Problems and tasks:
• A. List the animals that the passage on the alligator and the Endangered Species Act names as American icons alongside the alligator.
• B. Extend the passage on the alligator and the Endangered Species Act by writing what follows its final sentence.

Passage:
This year marks the fortieth anniversary of the Endangered Species Act, which has been criticized for blocking construction projects, destroying jobs, and allowing the virtual confiscation of people’s property by making land unusable. In the future, the ESA may be used to justify government policies related to “global warming.” Yet one of the most-cited examples of ESA success, saving the American alligator from extinction, simply never happened. The alligator had been well-protected before the ESA was passed. Was it ever endangered at all?

American alligator (Alligator mississippiensis) lives only in the United States, mainly in the Gulf Coast region. The state reptile of Louisiana, Mississippi, and Florida, it is an emblem of Southern swamplands—and an American icon like the bald eagle, the American bison, the prairie dog, the mountain lion, the wild turkey, and the grizzly bear.
That’s why the story of the alligator’s comeback, from “endangered” status to thriving, strikes an emotional chord with Americans. And that’s why it matters that the story as usually told is perhaps the biggest hoax in the history of wildlife conservation.

For decades, we’ve heard that the Endangered Species Act (ESA) saved the alligator from extinction. Almost as soon as the ESA passed in 1973, environmental pressure groups have credited the act for the reptile’s survival. Today, this narrative appears on the U.S. Fish and Wildlife Service website and the sites of most environmentalist groups.

Examining the true story provides considerable insight into wildlife conservation, the Endangered Species Act, the tactics of environmental groups, the ways those groups sway bureaucrats, and the media’s role in spreading misinformation. The real story involves science, federalism, and the use of markets and commerce to achieve policy goals.

The beginning of the ESA
In 1973, the Endangered Species Act passed the U.S. Senate 92 to 0 and the House of Representatives 355 to 4. Obviously, the act stirred little controversy, and few Americans appreciated the power it would give the federal government. Most politicians and journalists assumed it would be like previous animal protection legislation such as the Lacey Act of 1900 (which prohibited interstate trade in animals protected by states), the Bald Eagle Protection Act of 1940, and the Endangered Species Preservation Act (ESPA) of 1966. The ESPA authorized the Interior Secretary to make a list of endangered fish and wildlife and allowed the U.S. Fish & Wildlife Service to spend up to $15 million per year to buy habitat for listed species. Federal land agencies were directed to preserve endangered species’ habitat on their lands “insofar as is practicable and consistent with their primary purpose,” and other agencies were encouraged but not required to protect species.

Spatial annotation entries
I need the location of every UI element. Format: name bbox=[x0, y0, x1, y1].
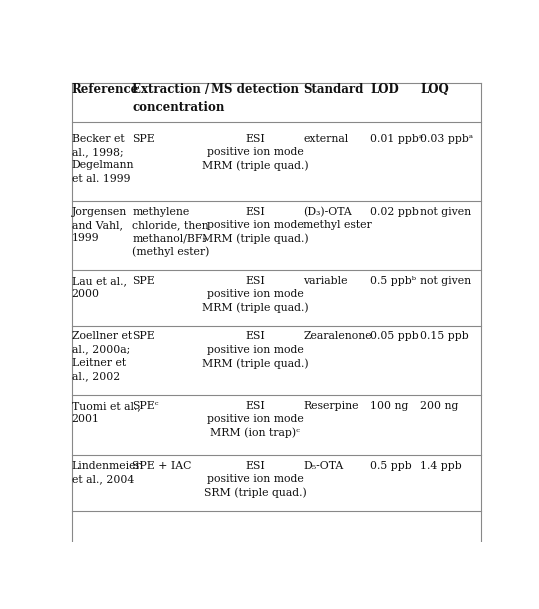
Text: SPE: SPE bbox=[132, 134, 155, 144]
Text: D₅-OTA: D₅-OTA bbox=[303, 461, 344, 471]
Text: not given: not given bbox=[420, 206, 472, 217]
Text: 0.5 ppb: 0.5 ppb bbox=[370, 461, 412, 471]
Text: Extraction /
concentration: Extraction / concentration bbox=[132, 83, 225, 114]
Text: Standard: Standard bbox=[303, 83, 364, 96]
Text: ESI
positive ion mode
MRM (triple quad.): ESI positive ion mode MRM (triple quad.) bbox=[202, 206, 309, 244]
Text: Reference: Reference bbox=[72, 83, 139, 96]
Text: SPE + IAC: SPE + IAC bbox=[132, 461, 191, 471]
Text: ESI
positive ion mode
SRM (triple quad.): ESI positive ion mode SRM (triple quad.) bbox=[204, 461, 307, 498]
Text: SPE: SPE bbox=[132, 331, 155, 342]
Text: Reserpine: Reserpine bbox=[303, 401, 359, 411]
Text: 0.05 ppb: 0.05 ppb bbox=[370, 331, 419, 342]
Text: LOD: LOD bbox=[370, 83, 399, 96]
Text: Zoellner et
al., 2000a;
Leitner et
al., 2002: Zoellner et al., 2000a; Leitner et al., … bbox=[72, 331, 132, 381]
Text: SPE: SPE bbox=[132, 276, 155, 286]
Text: ESI
positive ion mode
MRM (triple quad.): ESI positive ion mode MRM (triple quad.) bbox=[202, 134, 309, 171]
Text: MS detection: MS detection bbox=[211, 83, 299, 96]
Text: 0.02 ppb: 0.02 ppb bbox=[370, 206, 419, 217]
Text: 100 ng: 100 ng bbox=[370, 401, 409, 411]
Text: Lindenmeier
et al., 2004: Lindenmeier et al., 2004 bbox=[72, 461, 141, 484]
Text: 1.4 ppb: 1.4 ppb bbox=[420, 461, 462, 471]
Text: 200 ng: 200 ng bbox=[420, 401, 459, 411]
Text: Zearalenone: Zearalenone bbox=[303, 331, 372, 342]
Text: variable: variable bbox=[303, 276, 348, 286]
Text: ESI
positive ion mode
MRM (ion trap)ᶜ: ESI positive ion mode MRM (ion trap)ᶜ bbox=[207, 401, 303, 438]
Text: methylene
chloride, then
methanol/BF₃
(methyl ester): methylene chloride, then methanol/BF₃ (m… bbox=[132, 206, 210, 257]
Text: Becker et
al., 1998;
Degelmann
et al. 1999: Becker et al., 1998; Degelmann et al. 19… bbox=[72, 134, 134, 184]
Text: 0.5 ppbᵇ: 0.5 ppbᵇ bbox=[370, 276, 416, 286]
Text: (D₃)-OTA
methyl ester: (D₃)-OTA methyl ester bbox=[303, 206, 372, 230]
Text: ESI
positive ion mode
MRM (triple quad.): ESI positive ion mode MRM (triple quad.) bbox=[202, 331, 309, 368]
Text: Tuomi et al.,
2001: Tuomi et al., 2001 bbox=[72, 401, 141, 424]
Text: external: external bbox=[303, 134, 349, 144]
Text: ESI
positive ion mode
MRM (triple quad.): ESI positive ion mode MRM (triple quad.) bbox=[202, 276, 309, 313]
Text: not given: not given bbox=[420, 276, 472, 286]
Text: SPEᶜ: SPEᶜ bbox=[132, 401, 158, 411]
Text: LOQ: LOQ bbox=[420, 83, 449, 96]
Text: Lau et al.,
2000: Lau et al., 2000 bbox=[72, 276, 127, 300]
Text: 0.15 ppb: 0.15 ppb bbox=[420, 331, 469, 342]
Text: Jorgensen
and Vahl,
1999: Jorgensen and Vahl, 1999 bbox=[72, 206, 127, 243]
Text: 0.03 ppbᵃ: 0.03 ppbᵃ bbox=[420, 134, 473, 144]
Text: 0.01 ppbᵃ: 0.01 ppbᵃ bbox=[370, 134, 423, 144]
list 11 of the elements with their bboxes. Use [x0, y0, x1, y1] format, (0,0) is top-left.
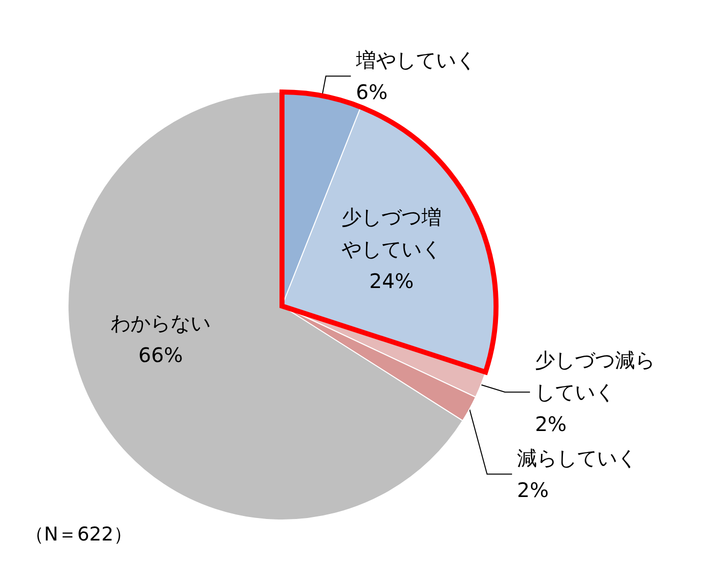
text: （N＝622）	[25, 524, 132, 546]
slice-label: 減らしていく	[517, 446, 638, 470]
slice-label: 少しづつ減らしていく	[534, 348, 655, 404]
slice-label: 少しづつ増やしていく	[342, 205, 442, 262]
slice-label: 増やしていく	[354, 48, 476, 72]
data-label: 66%	[138, 342, 183, 367]
data-label: 2%	[534, 412, 567, 436]
data-label: 24%	[369, 269, 414, 294]
data-label: 2%	[517, 478, 549, 502]
slice-label: わからない	[110, 310, 211, 335]
data-label: 6%	[356, 80, 388, 104]
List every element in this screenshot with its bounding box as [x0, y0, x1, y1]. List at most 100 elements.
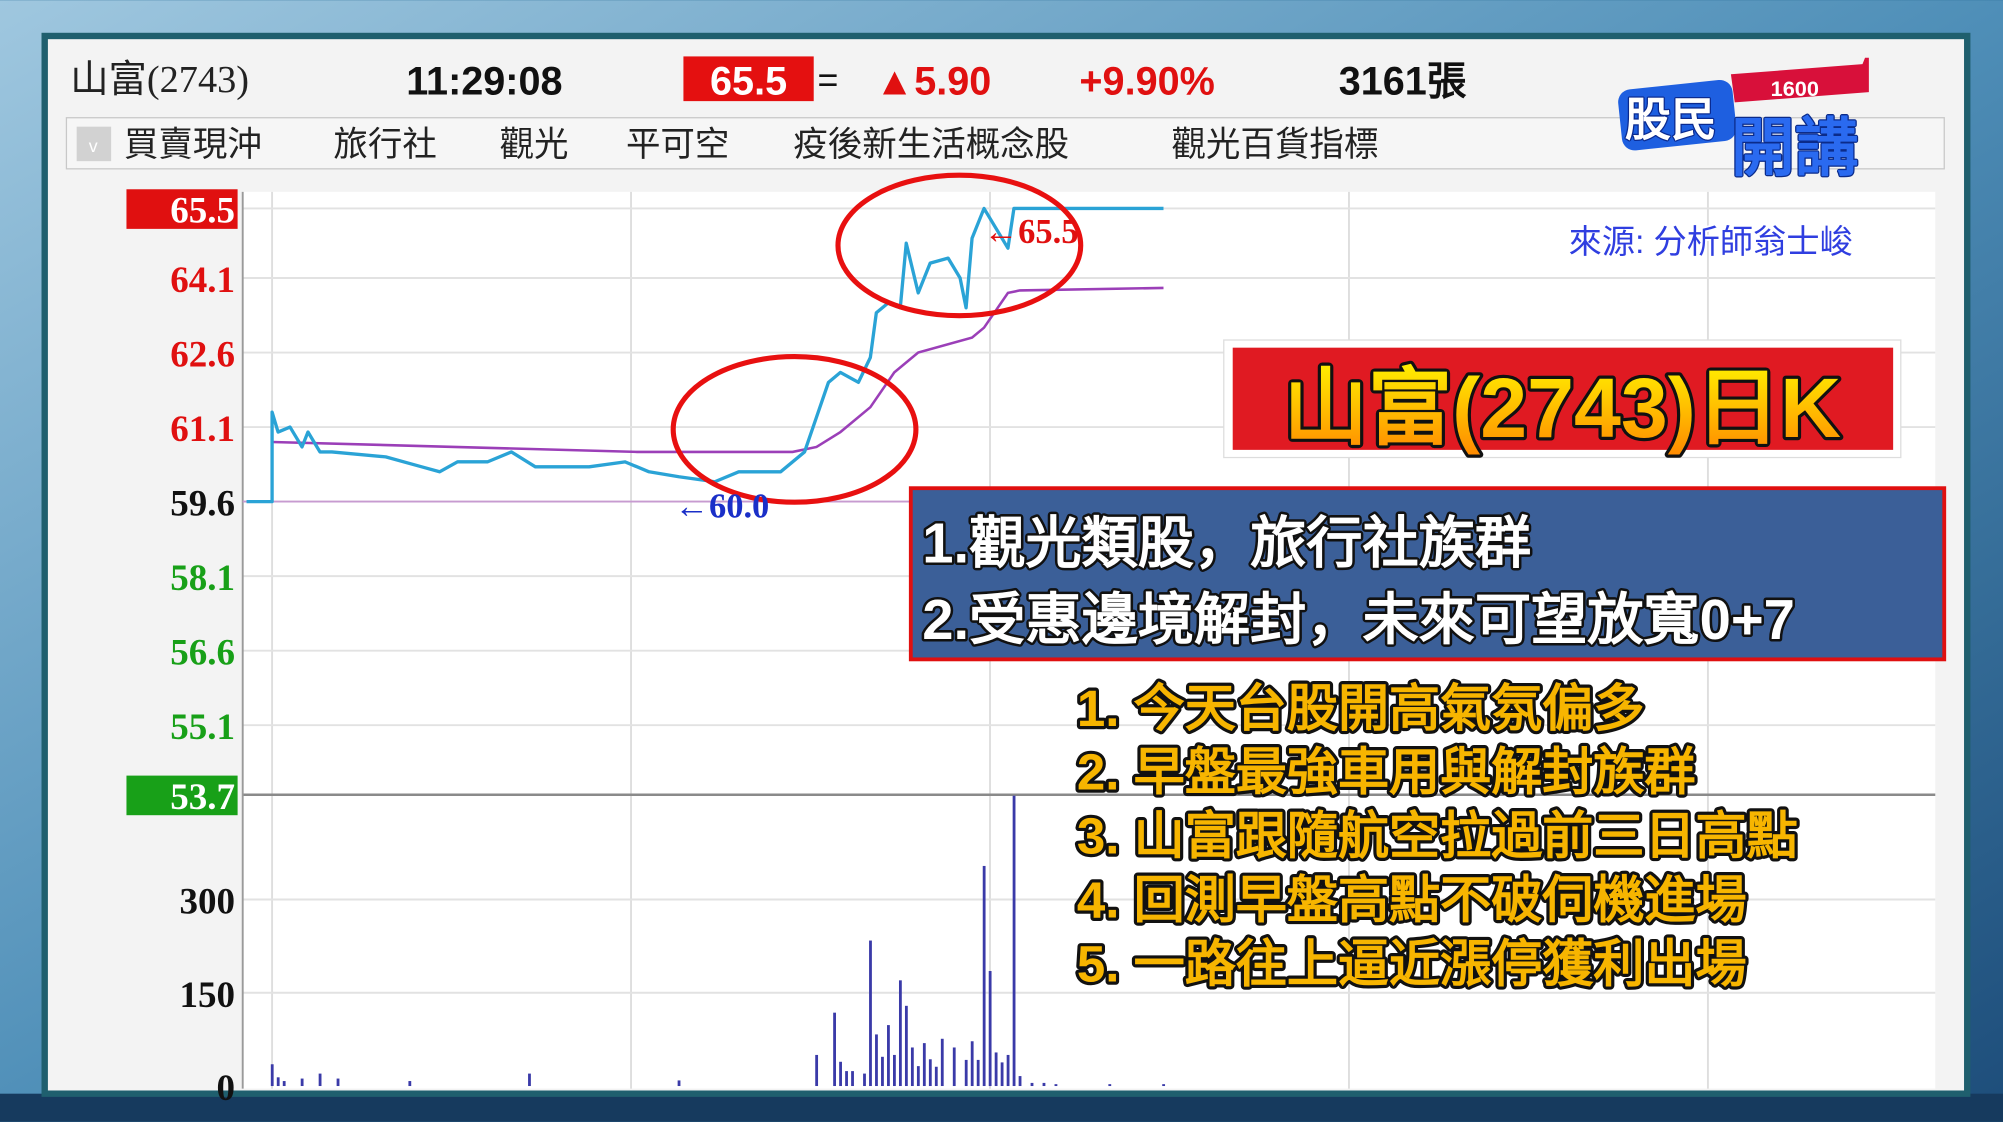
price-change: ▲5.90: [875, 60, 991, 104]
volume-bar: [940, 1038, 944, 1087]
current-price: 65.5: [710, 60, 787, 104]
volume-bar: [988, 971, 992, 1087]
info-line-1: 1.觀光類股，旅行社族群: [922, 511, 1531, 574]
tab-dropdown-toggle[interactable]: [76, 126, 112, 162]
tab-3[interactable]: 平可空: [626, 126, 729, 164]
limit-price-box: [126, 775, 238, 816]
volume-bars: [270, 795, 1166, 1087]
volume-bar: [1012, 795, 1016, 1087]
note-3: 3. 山富跟隨航空拉過前三日高點: [1077, 808, 1798, 865]
tab-2[interactable]: 觀光: [499, 126, 568, 164]
price-tick-label: 58.1: [170, 558, 235, 599]
volume-bar: [833, 1012, 836, 1087]
quote-header: 山富(2743) 11:29:08 65.5 = ▲5.90 +9.90% 31…: [70, 56, 1467, 104]
volume-bar: [922, 1043, 926, 1087]
svg-text:1600: 1600: [1771, 76, 1819, 101]
volume-bar: [677, 1080, 681, 1087]
logo-text-sub: 開講: [1731, 112, 1859, 184]
highlight-circle-high: [835, 172, 1084, 319]
price-tick-label: 53.7: [170, 777, 235, 818]
trade-notes: 1. 今天台股開高氣氛偏多 2. 早盤最強車用與解封族群 3. 山富跟隨航空拉過…: [1074, 677, 1801, 996]
volume-tick-label: 300: [179, 882, 235, 923]
note-2: 2. 早盤最強車用與解封族群: [1077, 744, 1696, 801]
volume-bar: [875, 1034, 878, 1087]
volume-bar: [934, 1066, 938, 1087]
volume-bar: [910, 1047, 914, 1087]
highlight-circle-breakout: [670, 354, 919, 505]
volume-bar: [300, 1078, 304, 1087]
volume-bar: [1030, 1082, 1034, 1087]
volume-bar: [1018, 1076, 1022, 1087]
note-5: 5. 一路往上逼近漲停獲利出場: [1077, 935, 1747, 992]
total-volume: 3161張: [1339, 60, 1467, 104]
tab-0[interactable]: 買賣現沖: [124, 126, 262, 164]
volume-bar: [869, 940, 872, 1087]
volume-bar: [976, 1059, 980, 1087]
high-marker: ←65.5: [984, 213, 1079, 251]
volume-bar: [336, 1078, 340, 1087]
price-tick-label: 55.1: [170, 707, 235, 748]
note-1: 1. 今天台股開高氣氛偏多: [1077, 680, 1645, 737]
volume-bar: [845, 1071, 848, 1087]
limit-price-box: [126, 189, 238, 229]
quote-time: 11:29:08: [406, 60, 562, 104]
bottom-strip: [0, 1093, 2003, 1122]
volume-axis: 300 150 0: [179, 882, 235, 1110]
volume-bar: [1042, 1082, 1046, 1087]
title-banner: [1232, 347, 1894, 450]
tab-5[interactable]: 觀光百貨指標: [1171, 126, 1378, 164]
low-marker: ←60.0: [674, 488, 769, 526]
price-tick-label: 64.1: [170, 260, 235, 301]
price-change-pct: +9.90%: [1079, 60, 1214, 104]
info-line-2: 2.受惠邊境解封，未來可望放寬0+7: [922, 588, 1795, 651]
volume-bar: [282, 1081, 286, 1087]
volume-bar: [1054, 1084, 1058, 1087]
volume-bar: [1108, 1084, 1112, 1087]
price-axis: 65.5 64.1 62.6 61.1 59.6 58.1 56.6 55.1 53.7: [126, 189, 238, 818]
chevron-down-icon: v: [89, 136, 98, 156]
price-tick-label: 62.6: [170, 335, 235, 376]
tab-1[interactable]: 旅行社: [333, 126, 436, 164]
volume-bar: [893, 1054, 896, 1087]
volume-bar: [851, 1071, 854, 1087]
volume-bar: [904, 1005, 908, 1087]
flat-mark: =: [818, 60, 839, 100]
price-line: [246, 206, 1164, 504]
volume-bar: [964, 1059, 968, 1087]
volume-bar: [1000, 1062, 1004, 1087]
source-note: 來源: 分析師翁士峻: [1569, 224, 1853, 261]
volume-bar: [952, 1047, 956, 1087]
volume-bar: [270, 1064, 274, 1087]
volume-bar: [815, 1054, 819, 1087]
volume-bar: [318, 1073, 322, 1087]
info-box: [908, 486, 1947, 662]
price-tick-label: 59.6: [170, 484, 235, 525]
volume-bar: [970, 1041, 974, 1087]
volume-tick-label: 0: [217, 1068, 236, 1109]
volume-bar: [916, 1066, 920, 1087]
volume-bar: [887, 1025, 890, 1087]
volume-bar: [898, 980, 902, 1087]
volume-bar: [839, 1061, 842, 1087]
volume-bar: [528, 1073, 531, 1087]
volume-bar: [1162, 1084, 1166, 1087]
volume-bar: [928, 1059, 932, 1087]
price-tick-label: 65.5: [170, 190, 235, 231]
tab-4[interactable]: 疫後新生活概念股: [793, 126, 1069, 164]
average-price-line: [272, 286, 1164, 454]
volume-bar: [881, 1056, 884, 1087]
volume-bar: [276, 1077, 280, 1087]
price-tick-label: 56.6: [170, 633, 235, 674]
stock-name: 山富(2743): [70, 58, 249, 101]
volume-bar: [982, 865, 986, 1087]
volume-bar: [1006, 1054, 1010, 1087]
volume-bar: [408, 1081, 412, 1087]
title-banner-text: 山富(2743)日K: [1284, 361, 1842, 455]
note-4: 4. 回測早盤高點不破伺機進場: [1077, 871, 1747, 928]
volume-bar: [994, 1052, 998, 1087]
volume-tick-label: 150: [179, 975, 235, 1016]
price-tick-label: 61.1: [170, 409, 235, 450]
price-box: [683, 56, 814, 102]
volume-bar: [863, 1073, 866, 1087]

Task results:
• A. bald eagle, American bison, prairie dog, mountain lion, wild turkey, grizzly bear

• B.
When the ESA was passed in 1973, politicians and the media assumed that the ESA’s scope would be limited to a few animals and that only overt acts such as hunting and trading endangered animals would be restricted. Now, the ESA is considered America’s most powerful environmental law, perhaps the strongest environmental law in the world.

Yet much controversy has arisen over the ESA’s actual record in achieving its purpose of helping species so that they no longer need protection. To date, 26 species and sub-species have recovered, according to the FWS, but a closer look reveals most of these species and sub-species owe much or almost all of their recoveries to factors other than the ESA. In some cases, the act harmed these species. The alligator is a prime subject of the tall tales associated with the Endangered Species Act.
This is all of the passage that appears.